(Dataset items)
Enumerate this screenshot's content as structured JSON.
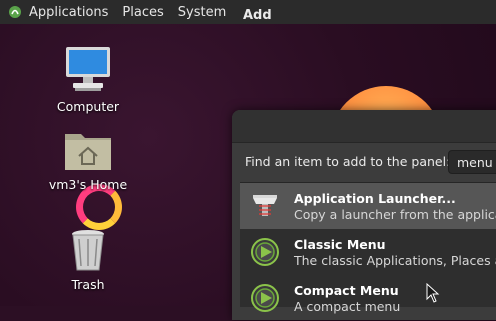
{
  "top_panel": {
    "applications_label": "Applications",
    "places_label": "Places",
    "system_label": "System"
  },
  "desktop": {
    "icons": [
      {
        "label": "Computer"
      },
      {
        "label": "vm3's Home"
      },
      {
        "label": "Trash"
      }
    ]
  },
  "dialog": {
    "title": "Add",
    "find_label": "Find an item to add to the panel:",
    "search_value": "menu",
    "items": [
      {
        "name": "Application Launcher...",
        "description": "Copy a launcher from the applicat"
      },
      {
        "name": "Classic Menu",
        "description": "The classic Applications, Places an"
      },
      {
        "name": "Compact Menu",
        "description": "A compact menu"
      }
    ]
  }
}
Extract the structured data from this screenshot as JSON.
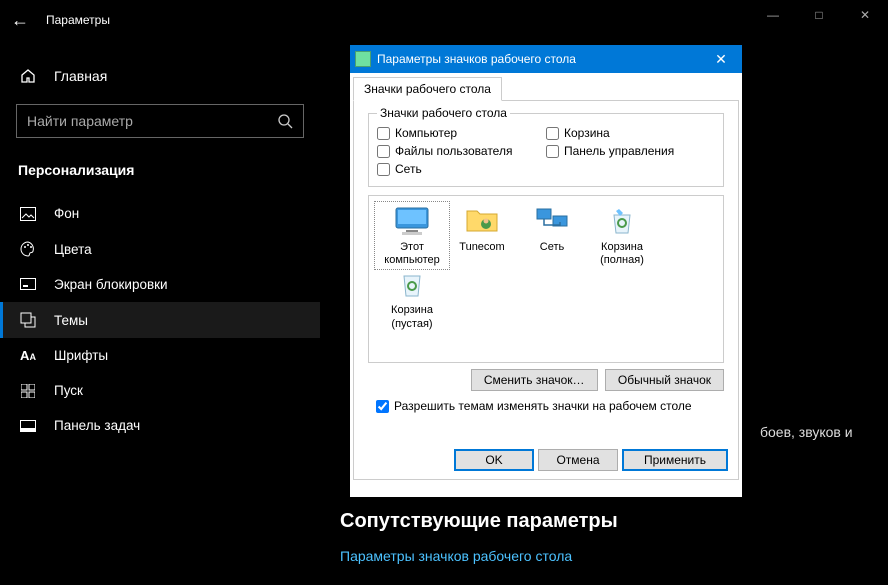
{
  "window": {
    "title": "Параметры",
    "minimize": "—",
    "maximize": "□",
    "close": "✕",
    "back": "←"
  },
  "sidebar": {
    "home": "Главная",
    "search_placeholder": "Найти параметр",
    "section": "Персонализация",
    "items": [
      {
        "label": "Фон"
      },
      {
        "label": "Цвета"
      },
      {
        "label": "Экран блокировки"
      },
      {
        "label": "Темы"
      },
      {
        "label": "Шрифты"
      },
      {
        "label": "Пуск"
      },
      {
        "label": "Панель задач"
      }
    ]
  },
  "main": {
    "partial_text": "боев, звуков и",
    "related_heading": "Сопутствующие параметры",
    "related_link": "Параметры значков рабочего стола"
  },
  "dialog": {
    "title": "Параметры значков рабочего стола",
    "close": "✕",
    "tab": "Значки рабочего стола",
    "group_legend": "Значки рабочего стола",
    "checkboxes": {
      "computer": "Компьютер",
      "recycle": "Корзина",
      "userfiles": "Файлы пользователя",
      "controlpanel": "Панель управления",
      "network": "Сеть"
    },
    "icons": [
      {
        "label1": "Этот",
        "label2": "компьютер"
      },
      {
        "label1": "Tunecom",
        "label2": ""
      },
      {
        "label1": "Сеть",
        "label2": ""
      },
      {
        "label1": "Корзина",
        "label2": "(полная)"
      },
      {
        "label1": "Корзина",
        "label2": "(пустая)"
      }
    ],
    "change_icon_btn": "Сменить значок…",
    "default_icon_btn": "Обычный значок",
    "allow_themes": "Разрешить темам изменять значки на рабочем столе",
    "ok": "OK",
    "cancel": "Отмена",
    "apply": "Применить"
  }
}
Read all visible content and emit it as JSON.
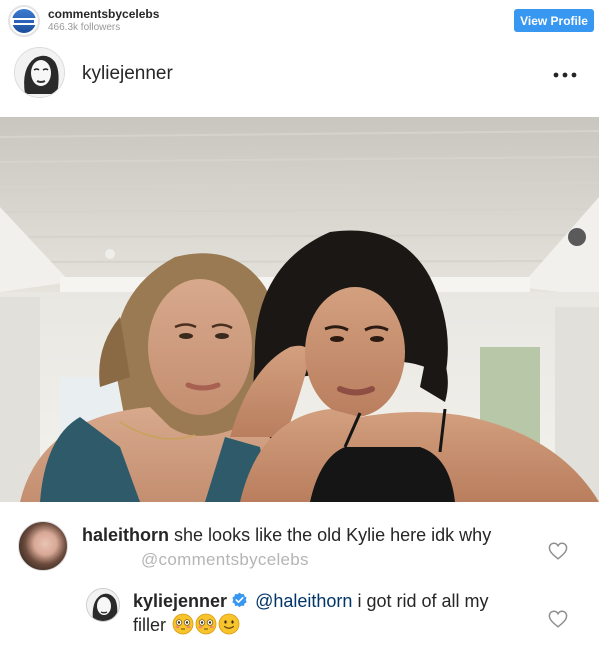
{
  "embed": {
    "account_name": "commentsbycelebs",
    "followers": "466.3k followers",
    "view_profile_label": "View Profile"
  },
  "post": {
    "username": "kyliejenner",
    "more_icon": "more-horizontal-icon"
  },
  "comments": [
    {
      "username": "haleithorn",
      "text": "she looks like the old Kylie here idk why"
    },
    {
      "username": "kyliejenner",
      "verified": true,
      "mention": "@haleithorn",
      "text": "i got rid of all my filler",
      "emojis": [
        "flushed-face-emoji",
        "flushed-face-emoji",
        "smiling-face-emoji"
      ]
    }
  ],
  "watermark": "@commentsbycelebs",
  "colors": {
    "button_blue": "#3897f0",
    "verified_blue": "#3897f0",
    "mention_blue": "#003569",
    "watermark_gray": "#b5b5b5"
  }
}
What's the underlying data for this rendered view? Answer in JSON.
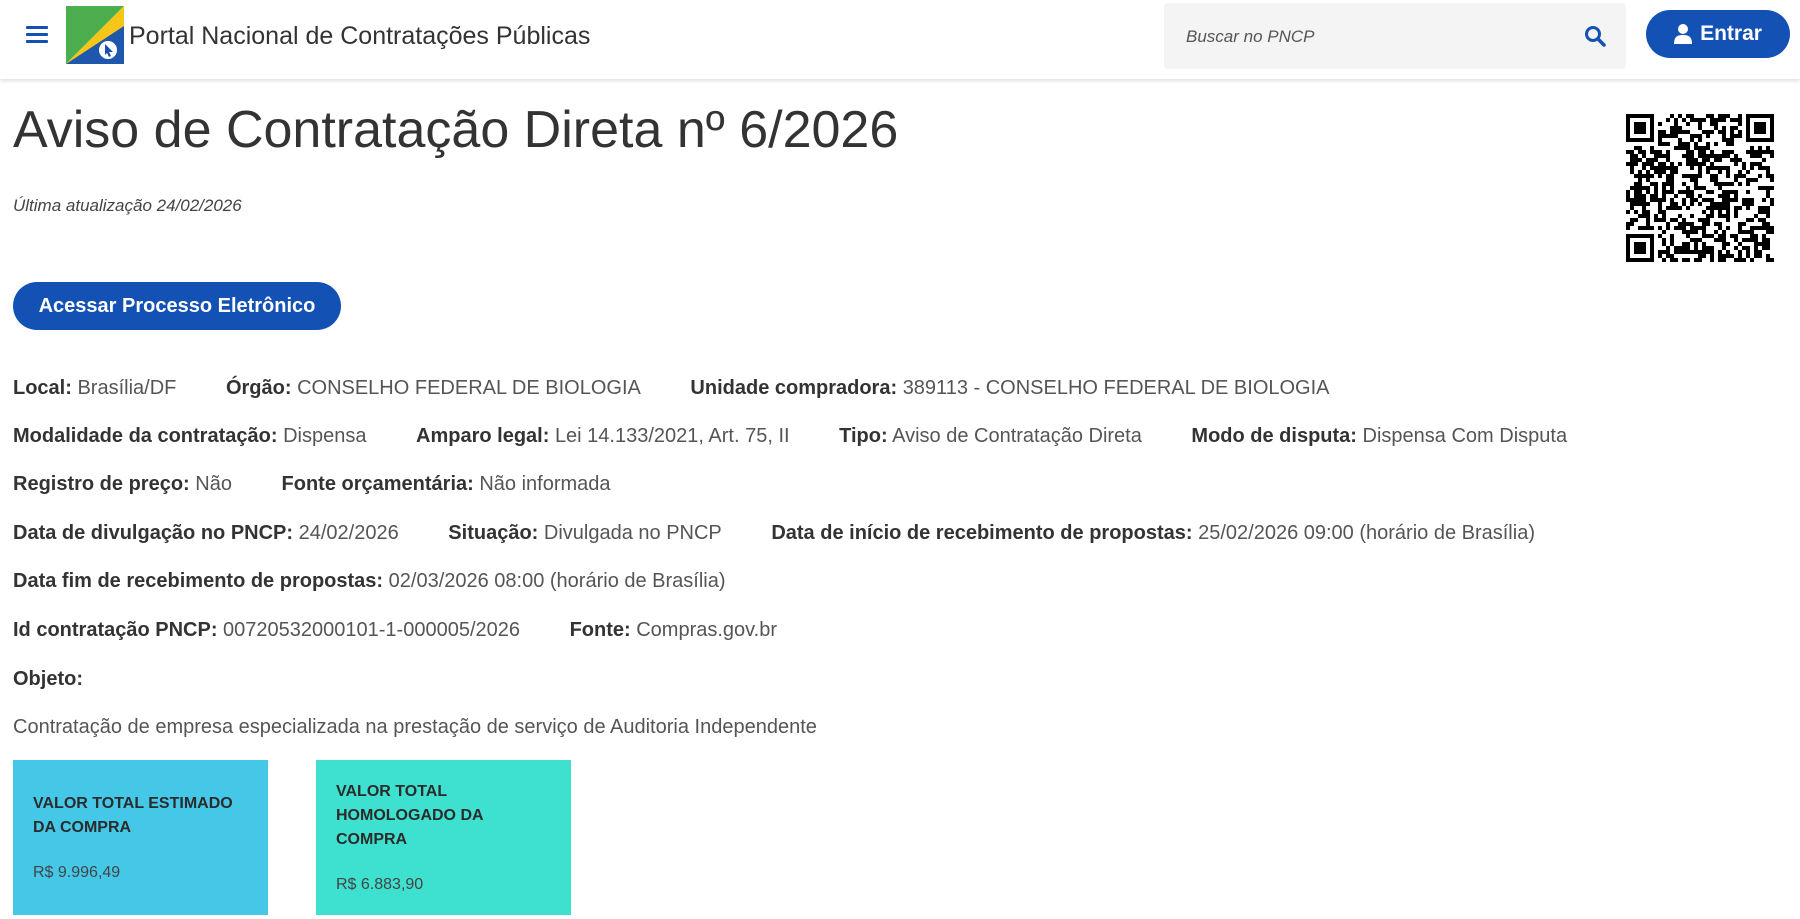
{
  "header": {
    "app_title": "Portal Nacional de Contratações Públicas",
    "search_placeholder": "Buscar no PNCP",
    "login_label": "Entrar"
  },
  "page": {
    "title": "Aviso de Contratação Direta nº 6/2026",
    "last_update": "Última atualização 24/02/2026",
    "process_button": "Acessar Processo Eletrônico"
  },
  "details": {
    "local": {
      "label": "Local:",
      "value": "Brasília/DF"
    },
    "orgao": {
      "label": "Órgão:",
      "value": "CONSELHO FEDERAL DE BIOLOGIA"
    },
    "unidade": {
      "label": "Unidade compradora:",
      "value": "389113 - CONSELHO FEDERAL DE BIOLOGIA"
    },
    "modalidade": {
      "label": "Modalidade da contratação:",
      "value": "Dispensa"
    },
    "amparo": {
      "label": "Amparo legal:",
      "value": "Lei 14.133/2021, Art. 75, II"
    },
    "tipo": {
      "label": "Tipo:",
      "value": "Aviso de Contratação Direta"
    },
    "modo": {
      "label": "Modo de disputa:",
      "value": "Dispensa Com Disputa"
    },
    "registro": {
      "label": "Registro de preço:",
      "value": "Não"
    },
    "fonte_orc": {
      "label": "Fonte orçamentária:",
      "value": "Não informada"
    },
    "divulgacao": {
      "label": "Data de divulgação no PNCP:",
      "value": "24/02/2026"
    },
    "situacao": {
      "label": "Situação:",
      "value": "Divulgada no PNCP"
    },
    "inicio": {
      "label": "Data de início de recebimento de propostas:",
      "value": "25/02/2026 09:00 (horário de Brasília)"
    },
    "fim": {
      "label": "Data fim de recebimento de propostas:",
      "value": "02/03/2026 08:00 (horário de Brasília)"
    },
    "id_pncp": {
      "label": "Id contratação PNCP:",
      "value": "00720532000101-1-000005/2026"
    },
    "fonte": {
      "label": "Fonte:",
      "value": "Compras.gov.br"
    },
    "objeto": {
      "label": "Objeto:",
      "value": "Contratação de empresa especializada na prestação de serviço de Auditoria Independente"
    }
  },
  "cards": [
    {
      "label": "VALOR TOTAL ESTIMADO DA COMPRA",
      "value": "R$ 9.996,49",
      "color": "#45c8e8"
    },
    {
      "label": "VALOR TOTAL HOMOLOGADO DA COMPRA",
      "value": "R$ 6.883,90",
      "color": "#3ee0cf"
    }
  ],
  "icons": {
    "menu": "hamburger-icon",
    "search": "search-icon",
    "user": "user-icon",
    "logo": "gov-logo",
    "qr": "qr-code"
  }
}
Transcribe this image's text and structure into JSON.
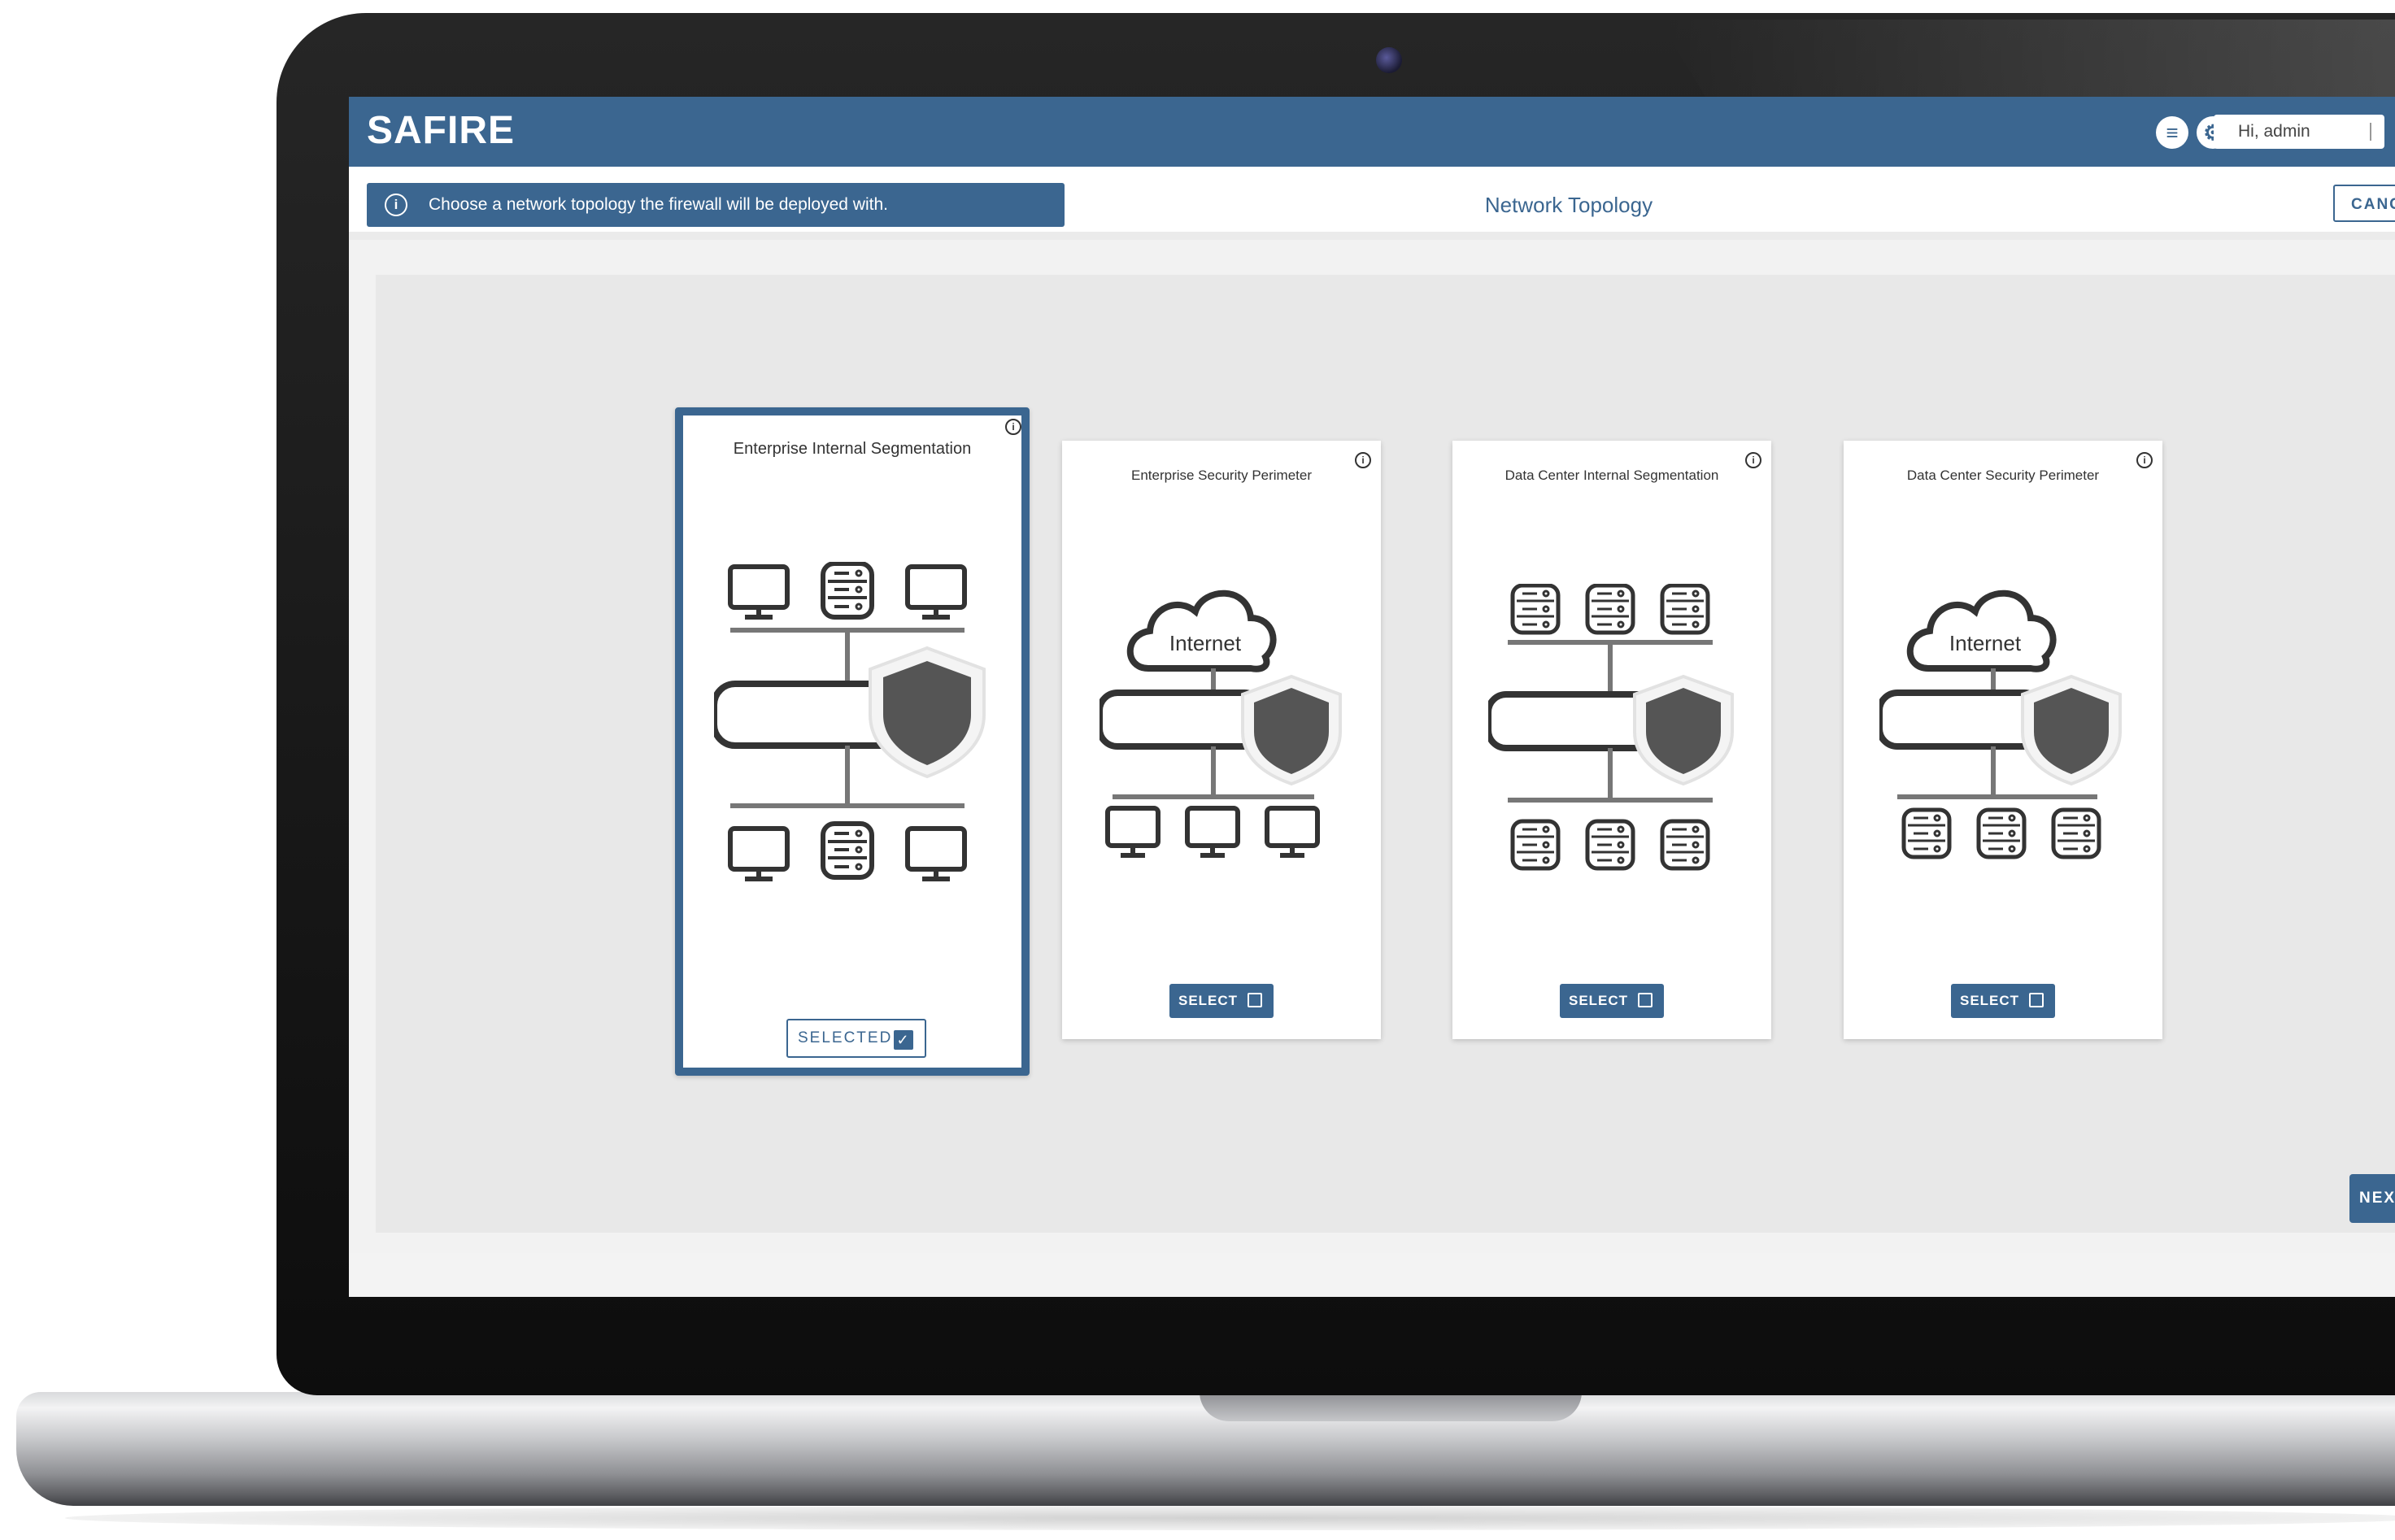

● **Exercise details**
Transcribe every record above exactly, leaving out the pictures.

● **Response to the task**
Enumerate this screenshot's content as structured JSON.
{
  "top_panel": {
    "applications_label": "Applications",
    "places_label": "Places",
    "system_label": "System"
  },
  "desktop": {
    "icons": [
      {
        "label": "Computer"
      },
      {
        "label": "vm3's Home"
      },
      {
        "label": "Trash"
      }
    ]
  },
  "dialog": {
    "title": "Add",
    "find_label": "Find an item to add to the panel:",
    "search_value": "menu",
    "items": [
      {
        "name": "Application Launcher...",
        "description": "Copy a launcher from the applicat"
      },
      {
        "name": "Classic Menu",
        "description": "The classic Applications, Places an"
      },
      {
        "name": "Compact Menu",
        "description": "A compact menu"
      }
    ]
  }
}
Extract the structured data from this screenshot as JSON.
{
  "window": {
    "title": "Параметры",
    "minimize": "—",
    "maximize": "□",
    "close": "✕",
    "back": "←"
  },
  "sidebar": {
    "home": "Главная",
    "search_placeholder": "Найти параметр",
    "section": "Персонализация",
    "items": [
      {
        "label": "Фон"
      },
      {
        "label": "Цвета"
      },
      {
        "label": "Экран блокировки"
      },
      {
        "label": "Темы"
      },
      {
        "label": "Шрифты"
      },
      {
        "label": "Пуск"
      },
      {
        "label": "Панель задач"
      }
    ]
  },
  "main": {
    "partial_text": "боев, звуков и",
    "related_heading": "Сопутствующие параметры",
    "related_link": "Параметры значков рабочего стола"
  },
  "dialog": {
    "title": "Параметры значков рабочего стола",
    "close": "✕",
    "tab": "Значки рабочего стола",
    "group_legend": "Значки рабочего стола",
    "checkboxes": {
      "computer": "Компьютер",
      "recycle": "Корзина",
      "userfiles": "Файлы пользователя",
      "controlpanel": "Панель управления",
      "network": "Сеть"
    },
    "icons": [
      {
        "label1": "Этот",
        "label2": "компьютер"
      },
      {
        "label1": "Tunecom",
        "label2": ""
      },
      {
        "label1": "Сеть",
        "label2": ""
      },
      {
        "label1": "Корзина",
        "label2": "(полная)"
      },
      {
        "label1": "Корзина",
        "label2": "(пустая)"
      }
    ],
    "change_icon_btn": "Сменить значок…",
    "default_icon_btn": "Обычный значок",
    "allow_themes": "Разрешить темам изменять значки на рабочем столе",
    "ok": "OK",
    "cancel": "Отмена",
    "apply": "Применить"
  }
}
Read all visible content and emit it as JSON.
{
  "embed": {
    "account_name": "commentsbycelebs",
    "followers": "466.3k followers",
    "view_profile_label": "View Profile"
  },
  "post": {
    "username": "kyliejenner",
    "more_icon": "more-horizontal-icon"
  },
  "comments": [
    {
      "username": "haleithorn",
      "text": "she looks like the old Kylie here idk why"
    },
    {
      "username": "kyliejenner",
      "verified": true,
      "mention": "@haleithorn",
      "text": "i got rid of all my filler",
      "emojis": [
        "flushed-face-emoji",
        "flushed-face-emoji",
        "smiling-face-emoji"
      ]
    }
  ],
  "watermark": "@commentsbycelebs",
  "colors": {
    "button_blue": "#3897f0",
    "verified_blue": "#3897f0",
    "mention_blue": "#003569",
    "watermark_gray": "#b5b5b5"
  }
}
What's the underlying data for this rendered view? Answer in JSON.
{
  "header": {
    "app_title": "Portal Nacional de Contratações Públicas",
    "search_placeholder": "Buscar no PNCP",
    "login_label": "Entrar"
  },
  "page": {
    "title": "Aviso de Contratação Direta nº 6/2026",
    "last_update": "Última atualização 24/02/2026",
    "process_button": "Acessar Processo Eletrônico"
  },
  "details": {
    "local": {
      "label": "Local:",
      "value": "Brasília/DF"
    },
    "orgao": {
      "label": "Órgão:",
      "value": "CONSELHO FEDERAL DE BIOLOGIA"
    },
    "unidade": {
      "label": "Unidade compradora:",
      "value": "389113 - CONSELHO FEDERAL DE BIOLOGIA"
    },
    "modalidade": {
      "label": "Modalidade da contratação:",
      "value": "Dispensa"
    },
    "amparo": {
      "label": "Amparo legal:",
      "value": "Lei 14.133/2021, Art. 75, II"
    },
    "tipo": {
      "label": "Tipo:",
      "value": "Aviso de Contratação Direta"
    },
    "modo": {
      "label": "Modo de disputa:",
      "value": "Dispensa Com Disputa"
    },
    "registro": {
      "label": "Registro de preço:",
      "value": "Não"
    },
    "fonte_orc": {
      "label": "Fonte orçamentária:",
      "value": "Não informada"
    },
    "divulgacao": {
      "label": "Data de divulgação no PNCP:",
      "value": "24/02/2026"
    },
    "situacao": {
      "label": "Situação:",
      "value": "Divulgada no PNCP"
    },
    "inicio": {
      "label": "Data de início de recebimento de propostas:",
      "value": "25/02/2026 09:00 (horário de Brasília)"
    },
    "fim": {
      "label": "Data fim de recebimento de propostas:",
      "value": "02/03/2026 08:00 (horário de Brasília)"
    },
    "id_pncp": {
      "label": "Id contratação PNCP:",
      "value": "00720532000101-1-000005/2026"
    },
    "fonte": {
      "label": "Fonte:",
      "value": "Compras.gov.br"
    },
    "objeto": {
      "label": "Objeto:",
      "value": "Contratação de empresa especializada na prestação de serviço de Auditoria Independente"
    }
  },
  "cards": [
    {
      "label": "VALOR TOTAL ESTIMADO DA COMPRA",
      "value": "R$ 9.996,49",
      "color": "#45c8e8"
    },
    {
      "label": "VALOR TOTAL HOMOLOGADO DA COMPRA",
      "value": "R$ 6.883,90",
      "color": "#3ee0cf"
    }
  ],
  "icons": {
    "menu": "hamburger-icon",
    "search": "search-icon",
    "user": "user-icon",
    "logo": "gov-logo",
    "qr": "qr-code"
  }
}
Transcribe this image's text and structure into JSON.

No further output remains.